WHAT THE EXERCISE ASKS:
Your task is to print the material below exactly as presented.

DATA FOR PROCESSING:
* Begin *

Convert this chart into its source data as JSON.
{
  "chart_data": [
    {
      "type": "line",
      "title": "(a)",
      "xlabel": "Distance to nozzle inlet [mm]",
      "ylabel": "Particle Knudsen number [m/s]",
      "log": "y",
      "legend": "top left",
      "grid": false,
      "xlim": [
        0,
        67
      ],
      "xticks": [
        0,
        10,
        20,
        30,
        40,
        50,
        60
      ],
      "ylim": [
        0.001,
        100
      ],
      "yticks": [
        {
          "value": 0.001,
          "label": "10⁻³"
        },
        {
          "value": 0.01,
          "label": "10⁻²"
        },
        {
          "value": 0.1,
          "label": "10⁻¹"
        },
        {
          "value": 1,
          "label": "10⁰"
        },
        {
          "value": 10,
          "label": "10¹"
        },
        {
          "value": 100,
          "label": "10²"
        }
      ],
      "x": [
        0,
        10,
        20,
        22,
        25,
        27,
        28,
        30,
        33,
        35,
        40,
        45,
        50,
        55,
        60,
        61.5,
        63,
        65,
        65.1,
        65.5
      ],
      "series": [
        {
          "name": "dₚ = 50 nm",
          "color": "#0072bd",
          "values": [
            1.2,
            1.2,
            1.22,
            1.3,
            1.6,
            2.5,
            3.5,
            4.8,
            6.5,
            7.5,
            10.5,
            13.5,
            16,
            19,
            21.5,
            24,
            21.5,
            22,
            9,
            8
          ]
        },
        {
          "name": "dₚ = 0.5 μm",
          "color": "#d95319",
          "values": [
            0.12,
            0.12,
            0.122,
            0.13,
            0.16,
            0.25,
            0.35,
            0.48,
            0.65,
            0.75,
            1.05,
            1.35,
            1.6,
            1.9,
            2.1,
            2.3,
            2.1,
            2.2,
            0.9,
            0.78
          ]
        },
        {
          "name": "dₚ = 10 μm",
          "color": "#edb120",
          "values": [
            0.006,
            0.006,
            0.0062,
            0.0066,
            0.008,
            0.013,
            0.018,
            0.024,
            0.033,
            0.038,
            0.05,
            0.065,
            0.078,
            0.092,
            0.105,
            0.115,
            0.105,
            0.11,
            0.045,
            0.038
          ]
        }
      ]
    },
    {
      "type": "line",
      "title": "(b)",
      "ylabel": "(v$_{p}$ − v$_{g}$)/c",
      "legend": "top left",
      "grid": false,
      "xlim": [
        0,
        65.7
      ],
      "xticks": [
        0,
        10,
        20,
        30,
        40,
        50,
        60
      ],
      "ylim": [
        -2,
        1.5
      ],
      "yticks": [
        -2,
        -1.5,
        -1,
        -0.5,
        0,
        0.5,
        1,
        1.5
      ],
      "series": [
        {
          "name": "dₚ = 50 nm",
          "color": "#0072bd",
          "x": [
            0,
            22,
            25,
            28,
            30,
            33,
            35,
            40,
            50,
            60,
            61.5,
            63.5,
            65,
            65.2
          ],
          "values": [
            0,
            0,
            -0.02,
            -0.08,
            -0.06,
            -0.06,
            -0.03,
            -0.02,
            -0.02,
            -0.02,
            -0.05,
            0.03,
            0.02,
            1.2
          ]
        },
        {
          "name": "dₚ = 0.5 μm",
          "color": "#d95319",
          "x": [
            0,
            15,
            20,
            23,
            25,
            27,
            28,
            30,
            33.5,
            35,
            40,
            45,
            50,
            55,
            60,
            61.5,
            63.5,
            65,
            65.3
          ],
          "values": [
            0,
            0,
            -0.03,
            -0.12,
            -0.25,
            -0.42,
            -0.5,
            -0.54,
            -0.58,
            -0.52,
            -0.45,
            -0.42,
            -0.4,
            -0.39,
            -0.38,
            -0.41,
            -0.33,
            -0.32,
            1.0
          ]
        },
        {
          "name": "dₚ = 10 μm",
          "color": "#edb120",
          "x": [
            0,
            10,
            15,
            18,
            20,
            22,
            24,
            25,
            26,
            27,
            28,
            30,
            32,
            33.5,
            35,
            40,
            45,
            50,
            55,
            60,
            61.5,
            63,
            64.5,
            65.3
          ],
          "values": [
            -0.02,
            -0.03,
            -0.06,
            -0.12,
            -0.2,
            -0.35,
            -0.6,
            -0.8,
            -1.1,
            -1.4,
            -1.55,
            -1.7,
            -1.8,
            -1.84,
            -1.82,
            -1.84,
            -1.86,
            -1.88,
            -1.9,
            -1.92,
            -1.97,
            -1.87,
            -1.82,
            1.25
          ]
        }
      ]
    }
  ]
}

* End *

COMPLETED TASK:
Convert this chart into its source data as JSON.
{
  "chart_data": [
    {
      "type": "line",
      "title": "(a)",
      "xlabel": "Distance to nozzle inlet [mm]",
      "ylabel": "Particle Knudsen number [m/s]",
      "log": "y",
      "legend": "top left",
      "grid": false,
      "xlim": [
        0,
        67
      ],
      "xticks": [
        0,
        10,
        20,
        30,
        40,
        50,
        60
      ],
      "ylim": [
        0.001,
        100
      ],
      "yticks": [
        {
          "value": 0.001,
          "label": "10⁻³"
        },
        {
          "value": 0.01,
          "label": "10⁻²"
        },
        {
          "value": 0.1,
          "label": "10⁻¹"
        },
        {
          "value": 1,
          "label": "10⁰"
        },
        {
          "value": 10,
          "label": "10¹"
        },
        {
          "value": 100,
          "label": "10²"
        }
      ],
      "x": [
        0,
        10,
        20,
        22,
        25,
        27,
        28,
        30,
        33,
        35,
        40,
        45,
        50,
        55,
        60,
        61.5,
        63,
        65,
        65.1,
        65.5
      ],
      "series": [
        {
          "name": "dₚ = 50 nm",
          "color": "#0072bd",
          "values": [
            1.2,
            1.2,
            1.22,
            1.3,
            1.6,
            2.5,
            3.5,
            4.8,
            6.5,
            7.5,
            10.5,
            13.5,
            16,
            19,
            21.5,
            24,
            21.5,
            22,
            9,
            8
          ]
        },
        {
          "name": "dₚ = 0.5 μm",
          "color": "#d95319",
          "values": [
            0.12,
            0.12,
            0.122,
            0.13,
            0.16,
            0.25,
            0.35,
            0.48,
            0.65,
            0.75,
            1.05,
            1.35,
            1.6,
            1.9,
            2.1,
            2.3,
            2.1,
            2.2,
            0.9,
            0.78
          ]
        },
        {
          "name": "dₚ = 10 μm",
          "color": "#edb120",
          "values": [
            0.006,
            0.006,
            0.0062,
            0.0066,
            0.008,
            0.013,
            0.018,
            0.024,
            0.033,
            0.038,
            0.05,
            0.065,
            0.078,
            0.092,
            0.105,
            0.115,
            0.105,
            0.11,
            0.045,
            0.038
          ]
        }
      ]
    },
    {
      "type": "line",
      "title": "(b)",
      "ylabel": "(v$_{p}$ − v$_{g}$)/c",
      "legend": "top left",
      "grid": false,
      "xlim": [
        0,
        65.7
      ],
      "xticks": [
        0,
        10,
        20,
        30,
        40,
        50,
        60
      ],
      "ylim": [
        -2,
        1.5
      ],
      "yticks": [
        -2,
        -1.5,
        -1,
        -0.5,
        0,
        0.5,
        1,
        1.5
      ],
      "series": [
        {
          "name": "dₚ = 50 nm",
          "color": "#0072bd",
          "x": [
            0,
            22,
            25,
            28,
            30,
            33,
            35,
            40,
            50,
            60,
            61.5,
            63.5,
            65,
            65.2
          ],
          "values": [
            0,
            0,
            -0.02,
            -0.08,
            -0.06,
            -0.06,
            -0.03,
            -0.02,
            -0.02,
            -0.02,
            -0.05,
            0.03,
            0.02,
            1.2
          ]
        },
        {
          "name": "dₚ = 0.5 μm",
          "color": "#d95319",
          "x": [
            0,
            15,
            20,
            23,
            25,
            27,
            28,
            30,
            33.5,
            35,
            40,
            45,
            50,
            55,
            60,
            61.5,
            63.5,
            65,
            65.3
          ],
          "values": [
            0,
            0,
            -0.03,
            -0.12,
            -0.25,
            -0.42,
            -0.5,
            -0.54,
            -0.58,
            -0.52,
            -0.45,
            -0.42,
            -0.4,
            -0.39,
            -0.38,
            -0.41,
            -0.33,
            -0.32,
            1.0
          ]
        },
        {
          "name": "dₚ = 10 μm",
          "color": "#edb120",
          "x": [
            0,
            10,
            15,
            18,
            20,
            22,
            24,
            25,
            26,
            27,
            28,
            30,
            32,
            33.5,
            35,
            40,
            45,
            50,
            55,
            60,
            61.5,
            63,
            64.5,
            65.3
          ],
          "values": [
            -0.02,
            -0.03,
            -0.06,
            -0.12,
            -0.2,
            -0.35,
            -0.6,
            -0.8,
            -1.1,
            -1.4,
            -1.55,
            -1.7,
            -1.8,
            -1.84,
            -1.82,
            -1.84,
            -1.86,
            -1.88,
            -1.9,
            -1.92,
            -1.97,
            -1.87,
            -1.82,
            1.25
          ]
        }
      ]
    }
  ]
}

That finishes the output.